Collect all lines from the listing that include the string "writer".

> Dataset rows
---*---

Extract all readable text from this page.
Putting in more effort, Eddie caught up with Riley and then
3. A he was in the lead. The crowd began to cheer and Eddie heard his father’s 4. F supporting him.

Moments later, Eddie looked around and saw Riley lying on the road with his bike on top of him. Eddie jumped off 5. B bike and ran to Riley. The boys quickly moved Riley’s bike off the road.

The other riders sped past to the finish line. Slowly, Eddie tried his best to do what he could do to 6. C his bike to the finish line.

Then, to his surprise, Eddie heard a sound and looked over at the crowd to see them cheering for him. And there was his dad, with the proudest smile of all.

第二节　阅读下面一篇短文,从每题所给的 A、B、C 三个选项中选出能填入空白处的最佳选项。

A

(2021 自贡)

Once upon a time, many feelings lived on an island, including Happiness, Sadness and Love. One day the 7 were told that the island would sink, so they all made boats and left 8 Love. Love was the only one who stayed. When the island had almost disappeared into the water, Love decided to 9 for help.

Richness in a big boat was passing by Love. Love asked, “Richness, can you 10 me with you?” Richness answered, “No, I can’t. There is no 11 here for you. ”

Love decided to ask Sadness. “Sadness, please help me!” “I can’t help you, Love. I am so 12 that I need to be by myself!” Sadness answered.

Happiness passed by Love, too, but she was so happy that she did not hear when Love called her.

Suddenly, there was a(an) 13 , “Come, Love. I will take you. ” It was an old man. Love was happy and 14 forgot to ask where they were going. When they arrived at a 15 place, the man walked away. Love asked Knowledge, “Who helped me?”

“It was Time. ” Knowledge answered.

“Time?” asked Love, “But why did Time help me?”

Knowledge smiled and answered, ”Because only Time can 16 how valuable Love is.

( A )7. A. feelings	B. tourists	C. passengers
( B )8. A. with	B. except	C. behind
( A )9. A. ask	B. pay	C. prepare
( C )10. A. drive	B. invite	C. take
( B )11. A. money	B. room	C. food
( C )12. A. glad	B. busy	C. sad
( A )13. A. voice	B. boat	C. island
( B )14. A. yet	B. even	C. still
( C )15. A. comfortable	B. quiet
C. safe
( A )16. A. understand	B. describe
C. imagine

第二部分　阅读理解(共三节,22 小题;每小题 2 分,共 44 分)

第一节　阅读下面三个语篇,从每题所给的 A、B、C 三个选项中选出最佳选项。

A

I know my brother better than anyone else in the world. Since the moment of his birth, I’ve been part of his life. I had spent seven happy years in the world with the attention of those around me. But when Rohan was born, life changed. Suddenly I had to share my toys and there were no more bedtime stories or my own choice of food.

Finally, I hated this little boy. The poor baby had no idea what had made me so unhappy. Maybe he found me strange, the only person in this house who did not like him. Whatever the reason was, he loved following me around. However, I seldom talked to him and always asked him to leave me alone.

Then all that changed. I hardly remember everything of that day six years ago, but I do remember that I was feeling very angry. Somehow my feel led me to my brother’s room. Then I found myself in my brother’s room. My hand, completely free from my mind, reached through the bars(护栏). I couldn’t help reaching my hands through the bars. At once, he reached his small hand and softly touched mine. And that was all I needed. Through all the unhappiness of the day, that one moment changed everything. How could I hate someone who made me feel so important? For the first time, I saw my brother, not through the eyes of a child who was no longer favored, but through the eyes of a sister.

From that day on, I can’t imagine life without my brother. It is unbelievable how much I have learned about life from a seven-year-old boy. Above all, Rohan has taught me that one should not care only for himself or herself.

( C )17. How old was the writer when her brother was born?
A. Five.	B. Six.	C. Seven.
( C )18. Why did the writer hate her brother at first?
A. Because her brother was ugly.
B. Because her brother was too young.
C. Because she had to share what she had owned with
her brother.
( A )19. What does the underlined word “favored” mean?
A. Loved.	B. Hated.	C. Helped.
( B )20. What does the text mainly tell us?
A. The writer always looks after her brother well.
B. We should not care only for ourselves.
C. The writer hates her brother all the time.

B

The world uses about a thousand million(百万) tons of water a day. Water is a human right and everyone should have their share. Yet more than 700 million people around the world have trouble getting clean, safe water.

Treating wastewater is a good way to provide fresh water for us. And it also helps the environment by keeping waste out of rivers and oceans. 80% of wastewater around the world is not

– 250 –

---*---

> Answer
( C )17. How old was the writer when her brother was born?
( C )18. Why did the writer hate her brother at first?
A. The writer always looks after her brother well.
C. The writer hates her brother all the time.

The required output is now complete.